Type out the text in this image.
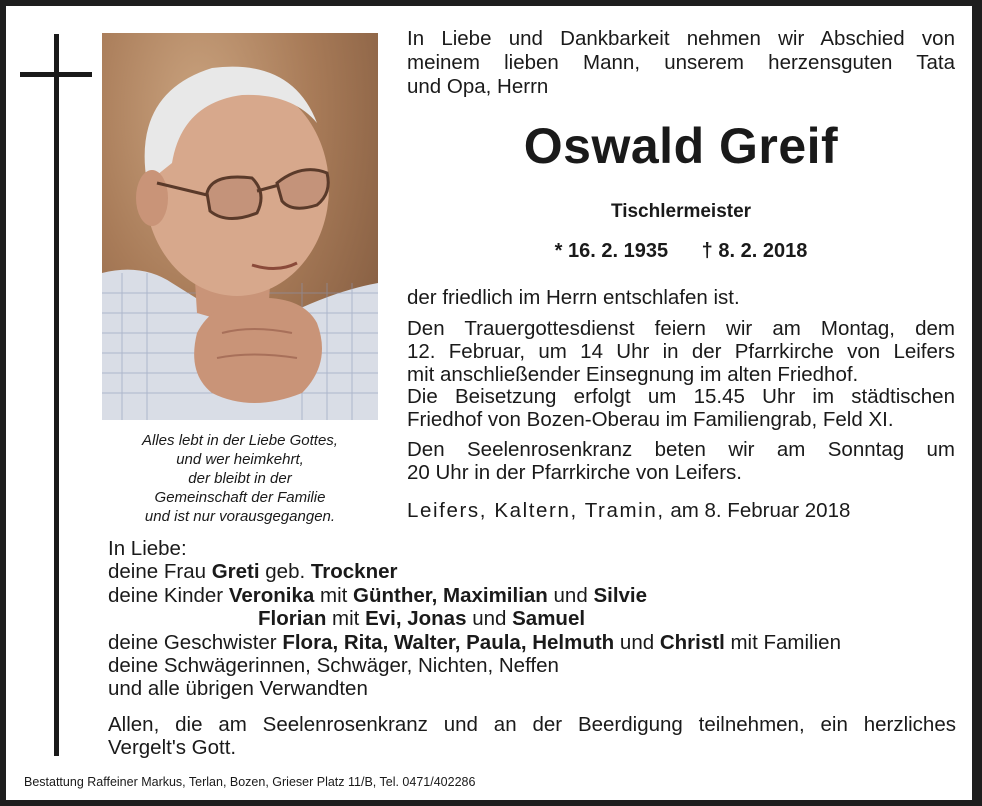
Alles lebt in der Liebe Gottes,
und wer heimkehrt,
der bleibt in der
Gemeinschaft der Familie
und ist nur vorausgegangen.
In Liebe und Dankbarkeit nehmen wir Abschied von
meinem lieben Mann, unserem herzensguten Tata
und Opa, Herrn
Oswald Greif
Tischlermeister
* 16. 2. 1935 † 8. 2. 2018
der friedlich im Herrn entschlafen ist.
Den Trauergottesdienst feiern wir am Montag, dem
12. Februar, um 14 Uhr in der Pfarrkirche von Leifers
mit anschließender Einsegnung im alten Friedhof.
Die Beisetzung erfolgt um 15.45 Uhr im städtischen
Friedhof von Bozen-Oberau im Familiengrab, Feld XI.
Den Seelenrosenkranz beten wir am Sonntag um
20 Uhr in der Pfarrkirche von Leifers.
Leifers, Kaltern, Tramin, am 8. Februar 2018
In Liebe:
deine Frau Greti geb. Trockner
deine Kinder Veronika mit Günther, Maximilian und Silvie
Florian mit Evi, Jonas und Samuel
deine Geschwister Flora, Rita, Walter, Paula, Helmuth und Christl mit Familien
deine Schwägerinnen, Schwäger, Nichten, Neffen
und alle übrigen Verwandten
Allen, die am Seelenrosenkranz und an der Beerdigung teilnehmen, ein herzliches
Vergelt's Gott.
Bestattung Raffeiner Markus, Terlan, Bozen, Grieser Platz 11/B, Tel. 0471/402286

⁂

Every record above must be given again exactly; drop the pictures.

## EXERCISE RESULT:
Type out the text in this image.
Alles lebt in der Liebe Gottes,
und wer heimkehrt,
der bleibt in der
Gemeinschaft der Familie
und ist nur vorausgegangen.
In Liebe und Dankbarkeit nehmen wir Abschied von
meinem lieben Mann, unserem herzensguten Tata
und Opa, Herrn
Oswald Greif
Tischlermeister
* 16. 2. 1935 † 8. 2. 2018
der friedlich im Herrn entschlafen ist.
Den Trauergottesdienst feiern wir am Montag, dem
12. Februar, um 14 Uhr in der Pfarrkirche von Leifers
mit anschließender Einsegnung im alten Friedhof.
Die Beisetzung erfolgt um 15.45 Uhr im städtischen
Friedhof von Bozen-Oberau im Familiengrab, Feld XI.
Den Seelenrosenkranz beten wir am Sonntag um
20 Uhr in der Pfarrkirche von Leifers.
Leifers, Kaltern, Tramin, am 8. Februar 2018
In Liebe:
deine Frau Greti geb. Trockner
deine Kinder Veronika mit Günther, Maximilian und Silvie
Florian mit Evi, Jonas und Samuel
deine Geschwister Flora, Rita, Walter, Paula, Helmuth und Christl mit Familien
deine Schwägerinnen, Schwäger, Nichten, Neffen
und alle übrigen Verwandten
Allen, die am Seelenrosenkranz und an der Beerdigung teilnehmen, ein herzliches
Vergelt's Gott.
Bestattung Raffeiner Markus, Terlan, Bozen, Grieser Platz 11/B, Tel. 0471/402286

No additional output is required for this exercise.